Short problem: Convert the lines below into a JSON list of strings, one string per line, leaving out any blank lines.
[BEGIN Recorded data]
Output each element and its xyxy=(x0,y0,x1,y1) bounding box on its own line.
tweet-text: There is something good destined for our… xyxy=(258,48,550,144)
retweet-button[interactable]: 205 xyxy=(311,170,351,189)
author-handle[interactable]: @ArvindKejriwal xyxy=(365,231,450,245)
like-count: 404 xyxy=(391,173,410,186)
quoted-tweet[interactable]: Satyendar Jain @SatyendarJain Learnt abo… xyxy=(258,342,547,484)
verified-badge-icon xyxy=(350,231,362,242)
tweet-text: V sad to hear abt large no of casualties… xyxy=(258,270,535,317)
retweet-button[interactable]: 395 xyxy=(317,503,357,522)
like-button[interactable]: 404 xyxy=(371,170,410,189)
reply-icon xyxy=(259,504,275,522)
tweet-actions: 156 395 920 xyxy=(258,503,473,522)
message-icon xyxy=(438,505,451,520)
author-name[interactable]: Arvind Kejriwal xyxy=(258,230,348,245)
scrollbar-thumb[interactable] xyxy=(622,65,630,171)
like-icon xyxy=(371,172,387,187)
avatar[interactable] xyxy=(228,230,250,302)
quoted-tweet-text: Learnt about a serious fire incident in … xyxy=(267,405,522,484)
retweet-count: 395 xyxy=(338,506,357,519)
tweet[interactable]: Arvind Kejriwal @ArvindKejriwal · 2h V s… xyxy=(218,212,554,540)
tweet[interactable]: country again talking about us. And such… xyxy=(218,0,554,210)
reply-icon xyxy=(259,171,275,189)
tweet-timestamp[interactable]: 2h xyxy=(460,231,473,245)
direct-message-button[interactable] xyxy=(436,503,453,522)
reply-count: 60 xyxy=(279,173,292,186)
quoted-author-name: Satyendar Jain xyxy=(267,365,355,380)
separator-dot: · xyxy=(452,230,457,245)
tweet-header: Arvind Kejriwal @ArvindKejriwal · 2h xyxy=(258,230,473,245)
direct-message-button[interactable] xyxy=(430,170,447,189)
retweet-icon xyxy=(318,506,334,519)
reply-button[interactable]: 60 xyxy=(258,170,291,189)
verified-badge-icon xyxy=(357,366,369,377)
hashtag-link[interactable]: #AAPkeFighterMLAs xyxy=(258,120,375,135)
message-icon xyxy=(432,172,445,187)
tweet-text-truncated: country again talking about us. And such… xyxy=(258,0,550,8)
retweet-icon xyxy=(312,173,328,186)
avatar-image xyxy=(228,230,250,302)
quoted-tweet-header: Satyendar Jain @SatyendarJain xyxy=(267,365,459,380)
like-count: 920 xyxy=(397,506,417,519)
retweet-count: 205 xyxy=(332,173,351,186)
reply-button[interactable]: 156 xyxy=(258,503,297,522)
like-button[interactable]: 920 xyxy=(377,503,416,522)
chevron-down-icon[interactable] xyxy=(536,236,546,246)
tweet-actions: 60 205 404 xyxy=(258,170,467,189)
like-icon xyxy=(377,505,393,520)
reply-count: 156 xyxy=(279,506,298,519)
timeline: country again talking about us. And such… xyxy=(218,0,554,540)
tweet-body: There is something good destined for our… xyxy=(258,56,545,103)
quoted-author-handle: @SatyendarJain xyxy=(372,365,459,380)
[END Recorded data]
Response to the task:
[
  "Output each element and its xyxy=(x0,y0,x1,y1) bounding box on its own line.",
  "tweet-text: There is something good destined for our… xyxy=(258,48,550,144)",
  "retweet-button[interactable]: 205 xyxy=(311,170,351,189)",
  "author-handle[interactable]: @ArvindKejriwal xyxy=(365,231,450,245)",
  "like-count: 404 xyxy=(391,173,410,186)",
  "quoted-tweet[interactable]: Satyendar Jain @SatyendarJain Learnt abo… xyxy=(258,342,547,484)",
  "verified-badge-icon xyxy=(350,231,362,242)",
  "tweet-text: V sad to hear abt large no of casualties… xyxy=(258,270,535,317)",
  "retweet-button[interactable]: 395 xyxy=(317,503,357,522)",
  "like-button[interactable]: 404 xyxy=(371,170,410,189)",
  "reply-icon xyxy=(259,504,275,522)",
  "tweet-actions: 156 395 920 xyxy=(258,503,473,522)",
  "message-icon xyxy=(438,505,451,520)",
  "author-name[interactable]: Arvind Kejriwal xyxy=(258,230,348,245)",
  "scrollbar-thumb[interactable] xyxy=(622,65,630,171)",
  "like-icon xyxy=(371,172,387,187)",
  "avatar[interactable] xyxy=(228,230,250,302)",
  "quoted-tweet-text: Learnt about a serious fire incident in … xyxy=(267,405,522,484)",
  "retweet-count: 395 xyxy=(338,506,357,519)",
  "tweet[interactable]: Arvind Kejriwal @ArvindKejriwal · 2h V s… xyxy=(218,212,554,540)",
  "tweet[interactable]: country again talking about us. And such… xyxy=(218,0,554,210)",
  "reply-icon xyxy=(259,171,275,189)",
  "tweet-timestamp[interactable]: 2h xyxy=(460,231,473,245)",
  "direct-message-button[interactable] xyxy=(436,503,453,522)",
  "reply-count: 60 xyxy=(279,173,292,186)",
  "quoted-author-name: Satyendar Jain xyxy=(267,365,355,380)",
  "separator-dot: · xyxy=(452,230,457,245)",
  "tweet-header: Arvind Kejriwal @ArvindKejriwal · 2h xyxy=(258,230,473,245)",
  "direct-message-button[interactable] xyxy=(430,170,447,189)",
  "retweet-icon xyxy=(318,506,334,519)",
  "reply-button[interactable]: 60 xyxy=(258,170,291,189)",
  "verified-badge-icon xyxy=(357,366,369,377)",
  "hashtag-link[interactable]: #AAPkeFighterMLAs xyxy=(258,120,375,135)",
  "message-icon xyxy=(432,172,445,187)",
  "tweet-text-truncated: country again talking about us. And such… xyxy=(258,0,550,8)",
  "retweet-icon xyxy=(312,173,328,186)",
  "avatar-image xyxy=(228,230,250,302)",
  "quoted-tweet-header: Satyendar Jain @SatyendarJain xyxy=(267,365,459,380)",
  "like-count: 920 xyxy=(397,506,417,519)",
  "retweet-count: 205 xyxy=(332,173,351,186)",
  "reply-button[interactable]: 156 xyxy=(258,503,297,522)",
  "like-button[interactable]: 920 xyxy=(377,503,416,522)",
  "chevron-down-icon[interactable] xyxy=(536,236,546,246)",
  "tweet-actions: 60 205 404 xyxy=(258,170,467,189)",
  "like-icon xyxy=(377,505,393,520)",
  "reply-count: 156 xyxy=(279,506,298,519)",
  "timeline: country again talking about us. And such… xyxy=(218,0,554,540)",
  "tweet-body: There is something good destined for our… xyxy=(258,56,545,103)",
  "quoted-author-handle: @SatyendarJain xyxy=(372,365,459,380)"
]